Write out every entry exactly as given, but omit the pictures.

[Rows from a figure dataset]
════
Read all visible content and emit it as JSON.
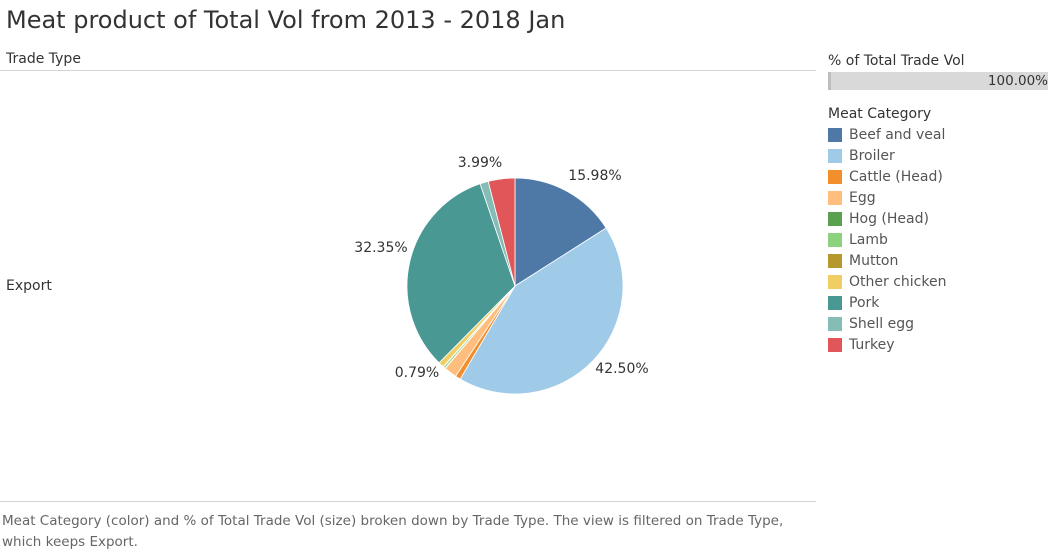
{
  "page": {
    "title": "Meat product of Total Vol from 2013 - 2018 Jan",
    "column_header": "Trade Type",
    "row_label": "Export",
    "caption": "Meat Category (color) and % of Total Trade Vol (size) broken down by Trade Type.  The view is filtered on Trade Type, which keeps Export."
  },
  "size_legend": {
    "title": "% of Total Trade Vol",
    "value_label": "100.00%",
    "value_fraction": 1.0
  },
  "color_legend": {
    "title": "Meat Category",
    "items": [
      {
        "label": "Beef and veal",
        "color": "#4e79a7"
      },
      {
        "label": "Broiler",
        "color": "#a0cbe8"
      },
      {
        "label": "Cattle (Head)",
        "color": "#f28e2b"
      },
      {
        "label": "Egg",
        "color": "#ffbe7d"
      },
      {
        "label": "Hog (Head)",
        "color": "#59a14f"
      },
      {
        "label": "Lamb",
        "color": "#8cd17d"
      },
      {
        "label": "Mutton",
        "color": "#b6992d"
      },
      {
        "label": "Other chicken",
        "color": "#f1ce63"
      },
      {
        "label": "Pork",
        "color": "#499894"
      },
      {
        "label": "Shell egg",
        "color": "#86bcb6"
      },
      {
        "label": "Turkey",
        "color": "#e15759"
      }
    ]
  },
  "chart_data": {
    "type": "pie",
    "start_angle": "12 o'clock, clockwise",
    "slices": [
      {
        "category": "Beef and veal",
        "value": 15.98,
        "label": "15.98%",
        "color": "#4e79a7"
      },
      {
        "category": "Broiler",
        "value": 42.5,
        "label": "42.50%",
        "color": "#a0cbe8"
      },
      {
        "category": "Cattle (Head)",
        "value": 0.79,
        "label": "0.79%",
        "color": "#f28e2b"
      },
      {
        "category": "Egg",
        "value": 1.9,
        "label": "",
        "color": "#ffbe7d"
      },
      {
        "category": "Hog (Head)",
        "value": 0.05,
        "label": "",
        "color": "#59a14f"
      },
      {
        "category": "Lamb",
        "value": 0.3,
        "label": "",
        "color": "#8cd17d"
      },
      {
        "category": "Mutton",
        "value": 0.05,
        "label": "",
        "color": "#b6992d"
      },
      {
        "category": "Other chicken",
        "value": 0.84,
        "label": "",
        "color": "#f1ce63"
      },
      {
        "category": "Pork",
        "value": 32.35,
        "label": "32.35%",
        "color": "#499894"
      },
      {
        "category": "Shell egg",
        "value": 1.25,
        "label": "",
        "color": "#86bcb6"
      },
      {
        "category": "Turkey",
        "value": 3.99,
        "label": "3.99%",
        "color": "#e15759"
      }
    ]
  }
}
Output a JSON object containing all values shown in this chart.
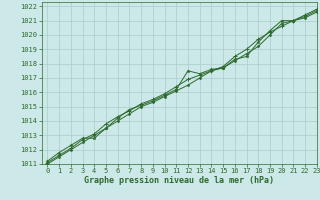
{
  "title": "Graphe pression niveau de la mer (hPa)",
  "bg_color": "#cce8e8",
  "grid_color": "#aacccc",
  "line_color": "#2d6a2d",
  "marker_color": "#2d6a2d",
  "xlim": [
    -0.5,
    23
  ],
  "ylim": [
    1011,
    1022.3
  ],
  "xticks": [
    0,
    1,
    2,
    3,
    4,
    5,
    6,
    7,
    8,
    9,
    10,
    11,
    12,
    13,
    14,
    15,
    16,
    17,
    18,
    19,
    20,
    21,
    22,
    23
  ],
  "yticks": [
    1011,
    1012,
    1013,
    1014,
    1015,
    1016,
    1017,
    1018,
    1019,
    1020,
    1021,
    1022
  ],
  "series1_x": [
    0,
    1,
    2,
    3,
    4,
    5,
    6,
    7,
    8,
    9,
    10,
    11,
    12,
    13,
    14,
    15,
    16,
    17,
    18,
    19,
    20,
    21,
    22,
    23
  ],
  "series1_y": [
    1011.2,
    1011.8,
    1012.3,
    1012.8,
    1012.8,
    1013.5,
    1014.2,
    1014.8,
    1015.1,
    1015.4,
    1015.8,
    1016.2,
    1017.5,
    1017.3,
    1017.6,
    1017.7,
    1018.3,
    1018.5,
    1019.5,
    1020.3,
    1021.0,
    1021.0,
    1021.3,
    1021.7
  ],
  "series2_x": [
    0,
    1,
    2,
    3,
    4,
    5,
    6,
    7,
    8,
    9,
    10,
    11,
    12,
    13,
    14,
    15,
    16,
    17,
    18,
    19,
    20,
    21,
    22,
    23
  ],
  "series2_y": [
    1011.0,
    1011.5,
    1012.0,
    1012.5,
    1013.0,
    1013.5,
    1014.0,
    1014.5,
    1015.0,
    1015.3,
    1015.7,
    1016.1,
    1016.5,
    1017.0,
    1017.5,
    1017.7,
    1018.2,
    1018.7,
    1019.2,
    1020.0,
    1020.8,
    1021.0,
    1021.2,
    1021.6
  ],
  "series3_x": [
    0,
    1,
    2,
    3,
    4,
    5,
    6,
    7,
    8,
    9,
    10,
    11,
    12,
    13,
    14,
    15,
    16,
    17,
    18,
    19,
    20,
    21,
    22,
    23
  ],
  "series3_y": [
    1011.1,
    1011.6,
    1012.1,
    1012.7,
    1013.1,
    1013.8,
    1014.3,
    1014.7,
    1015.2,
    1015.5,
    1015.9,
    1016.4,
    1016.9,
    1017.2,
    1017.5,
    1017.8,
    1018.5,
    1019.0,
    1019.7,
    1020.2,
    1020.6,
    1021.0,
    1021.4,
    1021.8
  ],
  "lw": 0.7,
  "ms1": 2.5,
  "ms2": 1.5,
  "ms3": 3.0,
  "tick_fontsize": 5,
  "xlabel_fontsize": 6
}
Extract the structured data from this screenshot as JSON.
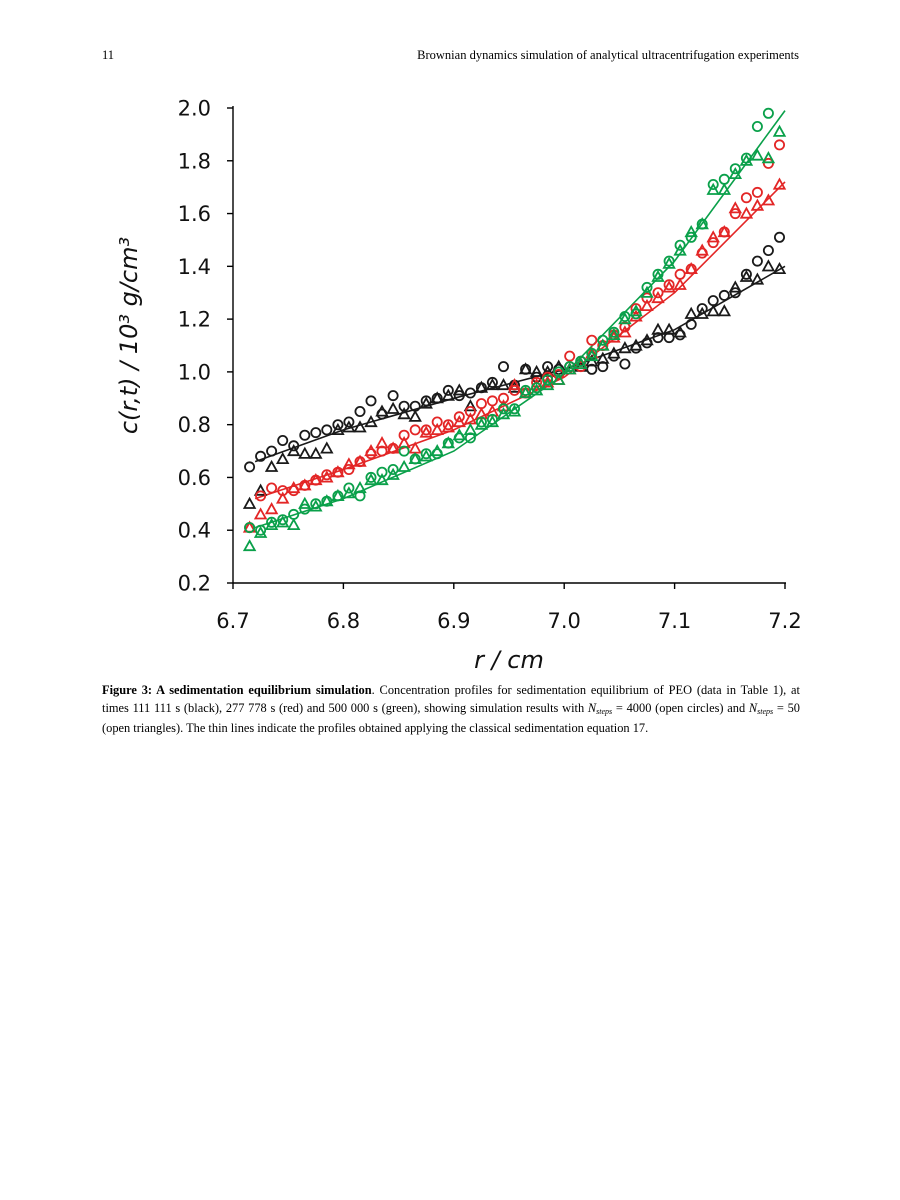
════
> [Exercise answer]
Read all visible content and emit it as JSON.
{
  "page": {
    "title": "Meat product of Total Vol from 2013 - 2018 Jan",
    "column_header": "Trade Type",
    "row_label": "Export",
    "caption": "Meat Category (color) and % of Total Trade Vol (size) broken down by Trade Type.  The view is filtered on Trade Type, which keeps Export."
  },
  "size_legend": {
    "title": "% of Total Trade Vol",
    "value_label": "100.00%",
    "value_fraction": 1.0
  },
  "color_legend": {
    "title": "Meat Category",
    "items": [
      {
        "label": "Beef and veal",
        "color": "#4e79a7"
      },
      {
        "label": "Broiler",
        "color": "#a0cbe8"
      },
      {
        "label": "Cattle (Head)",
        "color": "#f28e2b"
      },
      {
        "label": "Egg",
        "color": "#ffbe7d"
      },
      {
        "label": "Hog (Head)",
        "color": "#59a14f"
      },
      {
        "label": "Lamb",
        "color": "#8cd17d"
      },
      {
        "label": "Mutton",
        "color": "#b6992d"
      },
      {
        "label": "Other chicken",
        "color": "#f1ce63"
      },
      {
        "label": "Pork",
        "color": "#499894"
      },
      {
        "label": "Shell egg",
        "color": "#86bcb6"
      },
      {
        "label": "Turkey",
        "color": "#e15759"
      }
    ]
  },
  "chart_data": {
    "type": "pie",
    "start_angle": "12 o'clock, clockwise",
    "slices": [
      {
        "category": "Beef and veal",
        "value": 15.98,
        "label": "15.98%",
        "color": "#4e79a7"
      },
      {
        "category": "Broiler",
        "value": 42.5,
        "label": "42.50%",
        "color": "#a0cbe8"
      },
      {
        "category": "Cattle (Head)",
        "value": 0.79,
        "label": "0.79%",
        "color": "#f28e2b"
      },
      {
        "category": "Egg",
        "value": 1.9,
        "label": "",
        "color": "#ffbe7d"
      },
      {
        "category": "Hog (Head)",
        "value": 0.05,
        "label": "",
        "color": "#59a14f"
      },
      {
        "category": "Lamb",
        "value": 0.3,
        "label": "",
        "color": "#8cd17d"
      },
      {
        "category": "Mutton",
        "value": 0.05,
        "label": "",
        "color": "#b6992d"
      },
      {
        "category": "Other chicken",
        "value": 0.84,
        "label": "",
        "color": "#f1ce63"
      },
      {
        "category": "Pork",
        "value": 32.35,
        "label": "32.35%",
        "color": "#499894"
      },
      {
        "category": "Shell egg",
        "value": 1.25,
        "label": "",
        "color": "#86bcb6"
      },
      {
        "category": "Turkey",
        "value": 3.99,
        "label": "3.99%",
        "color": "#e15759"
      }
    ]
  }
}
Output a JSON object containing all values shown in this chart.
{
  "title": "Graphe pression niveau de la mer (hPa)",
  "bg_color": "#cce8e8",
  "grid_color": "#aacccc",
  "line_color": "#2d6a2d",
  "marker_color": "#2d6a2d",
  "xlim": [
    -0.5,
    23
  ],
  "ylim": [
    1011,
    1022.3
  ],
  "xticks": [
    0,
    1,
    2,
    3,
    4,
    5,
    6,
    7,
    8,
    9,
    10,
    11,
    12,
    13,
    14,
    15,
    16,
    17,
    18,
    19,
    20,
    21,
    22,
    23
  ],
  "yticks": [
    1011,
    1012,
    1013,
    1014,
    1015,
    1016,
    1017,
    1018,
    1019,
    1020,
    1021,
    1022
  ],
  "series1_x": [
    0,
    1,
    2,
    3,
    4,
    5,
    6,
    7,
    8,
    9,
    10,
    11,
    12,
    13,
    14,
    15,
    16,
    17,
    18,
    19,
    20,
    21,
    22,
    23
  ],
  "series1_y": [
    1011.2,
    1011.8,
    1012.3,
    1012.8,
    1012.8,
    1013.5,
    1014.2,
    1014.8,
    1015.1,
    1015.4,
    1015.8,
    1016.2,
    1017.5,
    1017.3,
    1017.6,
    1017.7,
    1018.3,
    1018.5,
    1019.5,
    1020.3,
    1021.0,
    1021.0,
    1021.3,
    1021.7
  ],
  "series2_x": [
    0,
    1,
    2,
    3,
    4,
    5,
    6,
    7,
    8,
    9,
    10,
    11,
    12,
    13,
    14,
    15,
    16,
    17,
    18,
    19,
    20,
    21,
    22,
    23
  ],
  "series2_y": [
    1011.0,
    1011.5,
    1012.0,
    1012.5,
    1013.0,
    1013.5,
    1014.0,
    1014.5,
    1015.0,
    1015.3,
    1015.7,
    1016.1,
    1016.5,
    1017.0,
    1017.5,
    1017.7,
    1018.2,
    1018.7,
    1019.2,
    1020.0,
    1020.8,
    1021.0,
    1021.2,
    1021.6
  ],
  "series3_x": [
    0,
    1,
    2,
    3,
    4,
    5,
    6,
    7,
    8,
    9,
    10,
    11,
    12,
    13,
    14,
    15,
    16,
    17,
    18,
    19,
    20,
    21,
    22,
    23
  ],
  "series3_y": [
    1011.1,
    1011.6,
    1012.1,
    1012.7,
    1013.1,
    1013.8,
    1014.3,
    1014.7,
    1015.2,
    1015.5,
    1015.9,
    1016.4,
    1016.9,
    1017.2,
    1017.5,
    1017.8,
    1018.5,
    1019.0,
    1019.7,
    1020.2,
    1020.6,
    1021.0,
    1021.4,
    1021.8
  ],
  "lw": 0.7,
  "ms1": 2.5,
  "ms2": 1.5,
  "ms3": 3.0,
  "tick_fontsize": 5,
  "xlabel_fontsize": 6
}
Extract the structured data from this screenshot as JSON.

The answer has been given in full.